• What is asked:
Extract the records below word for word and ignore the images.

--------------------------------------------------

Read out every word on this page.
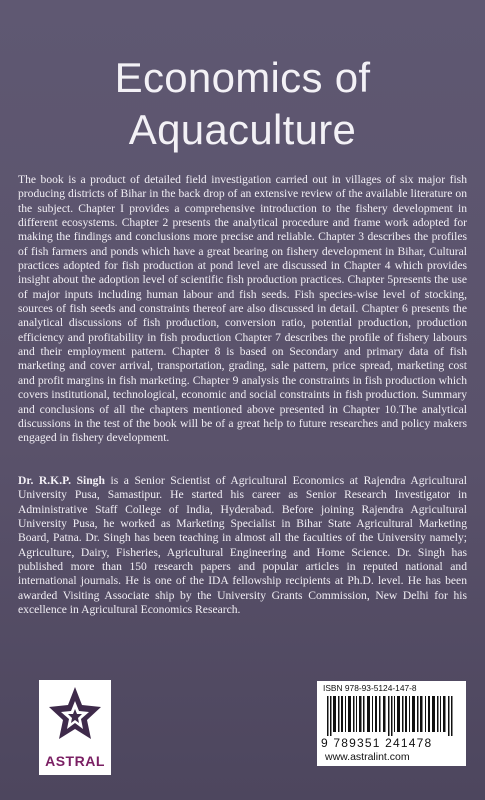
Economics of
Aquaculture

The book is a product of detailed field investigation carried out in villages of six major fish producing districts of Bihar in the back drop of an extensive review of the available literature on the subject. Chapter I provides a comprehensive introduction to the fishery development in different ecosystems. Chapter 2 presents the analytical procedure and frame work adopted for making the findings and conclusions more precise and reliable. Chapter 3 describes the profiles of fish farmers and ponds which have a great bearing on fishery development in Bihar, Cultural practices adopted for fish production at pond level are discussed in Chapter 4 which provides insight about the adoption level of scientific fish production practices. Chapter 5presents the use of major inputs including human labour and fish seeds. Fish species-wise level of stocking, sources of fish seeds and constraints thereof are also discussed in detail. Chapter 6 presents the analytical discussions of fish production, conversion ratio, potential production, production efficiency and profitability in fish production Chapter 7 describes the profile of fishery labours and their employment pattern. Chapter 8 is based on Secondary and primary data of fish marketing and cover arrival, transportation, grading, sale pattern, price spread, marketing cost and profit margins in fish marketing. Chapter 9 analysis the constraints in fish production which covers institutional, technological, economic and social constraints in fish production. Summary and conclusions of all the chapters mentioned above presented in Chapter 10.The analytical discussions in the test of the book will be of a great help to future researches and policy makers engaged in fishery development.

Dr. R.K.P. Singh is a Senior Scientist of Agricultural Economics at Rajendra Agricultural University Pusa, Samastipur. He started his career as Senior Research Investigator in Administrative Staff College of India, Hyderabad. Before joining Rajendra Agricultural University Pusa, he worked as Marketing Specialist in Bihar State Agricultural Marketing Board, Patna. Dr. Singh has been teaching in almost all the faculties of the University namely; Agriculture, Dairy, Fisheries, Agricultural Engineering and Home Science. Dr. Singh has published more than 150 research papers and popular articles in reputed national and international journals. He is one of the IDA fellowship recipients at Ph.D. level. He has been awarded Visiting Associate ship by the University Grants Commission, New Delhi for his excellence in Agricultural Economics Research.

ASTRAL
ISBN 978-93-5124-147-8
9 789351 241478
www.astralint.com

--------------------------------------------------

• Output for this exercise:
Read out every word on this page.
Economics of
Aquaculture

The book is a product of detailed field investigation carried out in villages of six major fish producing districts of Bihar in the back drop of an extensive review of the available literature on the subject. Chapter I provides a comprehensive introduction to the fishery development in different ecosystems. Chapter 2 presents the analytical procedure and frame work adopted for making the findings and conclusions more precise and reliable. Chapter 3 describes the profiles of fish farmers and ponds which have a great bearing on fishery development in Bihar, Cultural practices adopted for fish production at pond level are discussed in Chapter 4 which provides insight about the adoption level of scientific fish production practices. Chapter 5presents the use of major inputs including human labour and fish seeds. Fish species-wise level of stocking, sources of fish seeds and constraints thereof are also discussed in detail. Chapter 6 presents the analytical discussions of fish production, conversion ratio, potential production, production efficiency and profitability in fish production Chapter 7 describes the profile of fishery labours and their employment pattern. Chapter 8 is based on Secondary and primary data of fish marketing and cover arrival, transportation, grading, sale pattern, price spread, marketing cost and profit margins in fish marketing. Chapter 9 analysis the constraints in fish production which covers institutional, technological, economic and social constraints in fish production. Summary and conclusions of all the chapters mentioned above presented in Chapter 10.The analytical discussions in the test of the book will be of a great help to future researches and policy makers engaged in fishery development.

Dr. R.K.P. Singh is a Senior Scientist of Agricultural Economics at Rajendra Agricultural University Pusa, Samastipur. He started his career as Senior Research Investigator in Administrative Staff College of India, Hyderabad. Before joining Rajendra Agricultural University Pusa, he worked as Marketing Specialist in Bihar State Agricultural Marketing Board, Patna. Dr. Singh has been teaching in almost all the faculties of the University namely; Agriculture, Dairy, Fisheries, Agricultural Engineering and Home Science. Dr. Singh has published more than 150 research papers and popular articles in reputed national and international journals. He is one of the IDA fellowship recipients at Ph.D. level. He has been awarded Visiting Associate ship by the University Grants Commission, New Delhi for his excellence in Agricultural Economics Research.

ASTRAL
ISBN 978-93-5124-147-8
9 789351 241478
www.astralint.com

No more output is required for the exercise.